* _EXERCISE SET_:
A) Rewrite the part of the SpamScope Docker page starting with "It's very important set" and going on through "easy to use.", renaming "spamscope-debug" to "spamscope-test".
B) Answer these questions from the SpamScope Docker page:
(i) Which Docker image should be used as the base of all SpamScope images?
(ii) Which environment variable does SpamScope use to find its main configuration file?
(iii) At what URL can Apache Storm be tested once it is running?

SpamScope has two Docker images on Docker Hub. These images are complete and they have both Apache Storm and SpamScope with all requirements:
- spamscope-deps: you should use this image as base of all SpamScope images. This image doesn't have SpamScope, but has all its requirements.
- spamscope-elasticsearch: this image is an example of image that use Elasticsearch as database store.
The Dockerfile
example in this repository start with:
FROM fmantuano/spamscope-deps
...
All images should start with this FROM
, that is a base image with all SpamScope requirements.
Then you can clone official SpamScope repository:
...
ARG SPAMSCOPE_VER="develop"
ENV SPAMSCOPE_CONF_FILE="/etc/spamscope/spamscope.yml" \
SPAMSCOPE_PATH="/opt/spamscope"
...
RUN git clone -b ${SPAMSCOPE_VER} --single-branch https://github.com/SpamScope/spamscope.git ${SPAMSCOPE_PATH};
...
It's very important set SPAMSCOPE_CONF_FILE
environment varible, that SpamScope uses to find the main configuration file.
An commented example is here.
After that you can build your image:
$ docker build -t spamscope-debug .
In this repository there is an example of Dockerfile
that can be used for debug.
I don't like use docker
command, so I made a docker-compose.yml
that is more clean and easy to use.
The docker-compose.yml
example uses spamscope-debug
image, if doesn't exist, builds it. I want to analyze the followings lines:
volumes:
- ${HOST_SPAMSCOPE_CONF}:/etc/spamscope
- ${HOST_MAILS_FOLDER}:${DOCKER_MAILS_FOLDER}
With volumes
you mount host folders in docker container folders. In this case HOST_SPAMSCOPE_CONF
is the folder with SpamScope configuration, HOST_MAILS_FOLDER
is the folder with emails to analyze and DOCKER_MAILS_FOLDER
the email folder in docker container.
It's very important the main configuration file, that it's related to docker container.
Now we have a new Dockerfile
, a new docker-compose.yml
and a complete configuration file (SPAMSCOPE_CONF_FILE
), so we can start Apache Storm:
$ cd docker
$ sudo docker-compose up -d
After any seconds Apache Storm will be up and running, you can test the url http://localhost:8080
.

* _COLLECTED MATERIAL_:
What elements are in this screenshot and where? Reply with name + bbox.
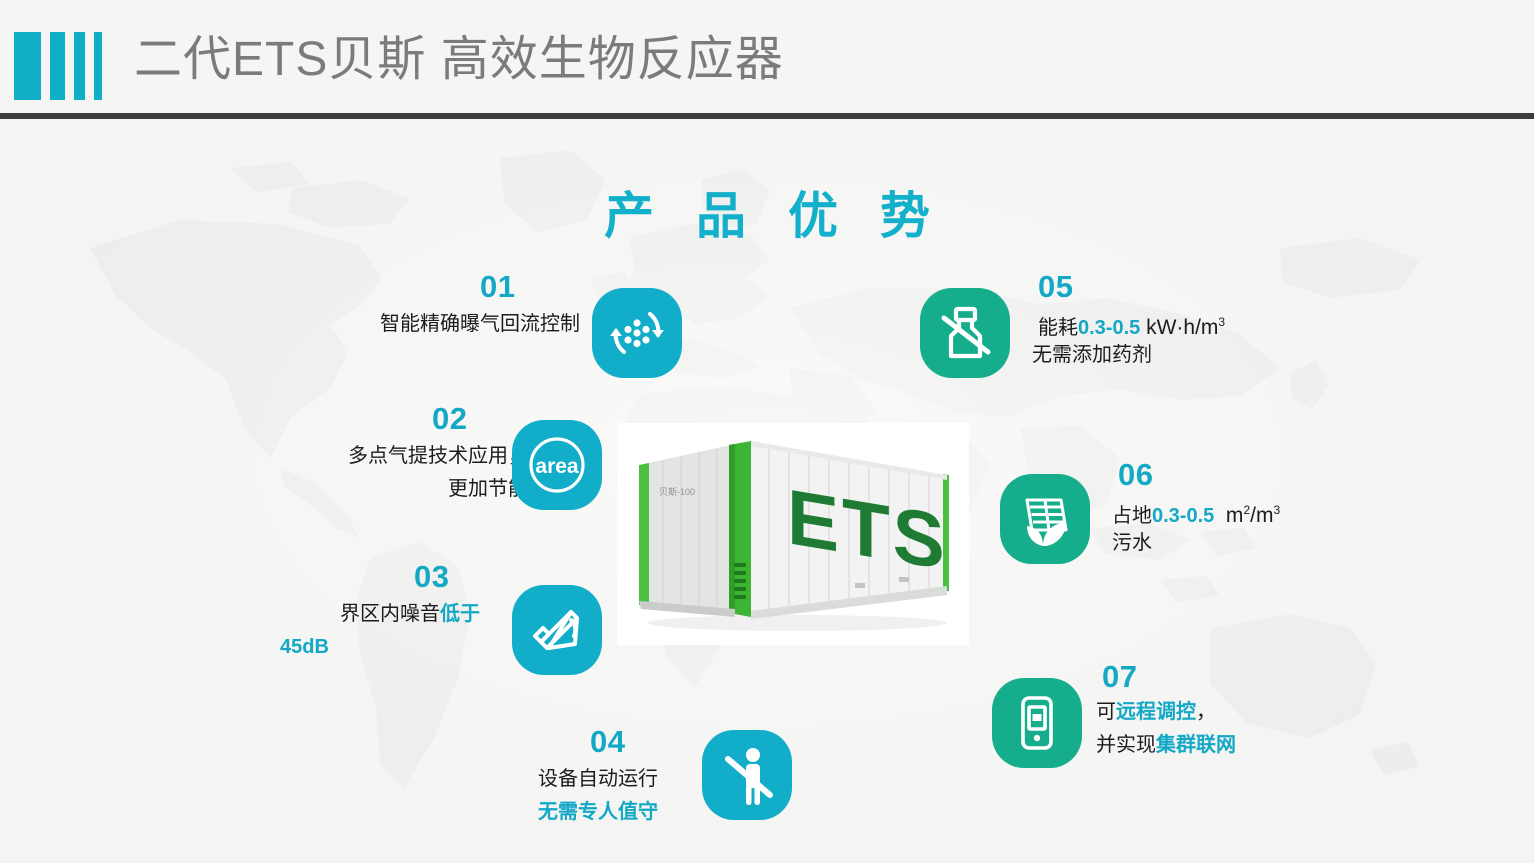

* _SOLUTIONS IN ORDER_:
A)
It's very important set SPAMSCOPE_CONF_FILE
environment varible, that SpamScope uses to find the main configuration file.
An commented example is here.
After that you can build your image:
$ docker build -t spamscope-test .
In this repository there is an example of Dockerfile
that can be used for debug.
I don't like use docker
command, so I made a docker-compose.yml
that is more clean and easy to use.

B)
(i) spamscope-deps
(ii) SPAMSCOPE_CONF_FILE
(iii) http://localhost:8080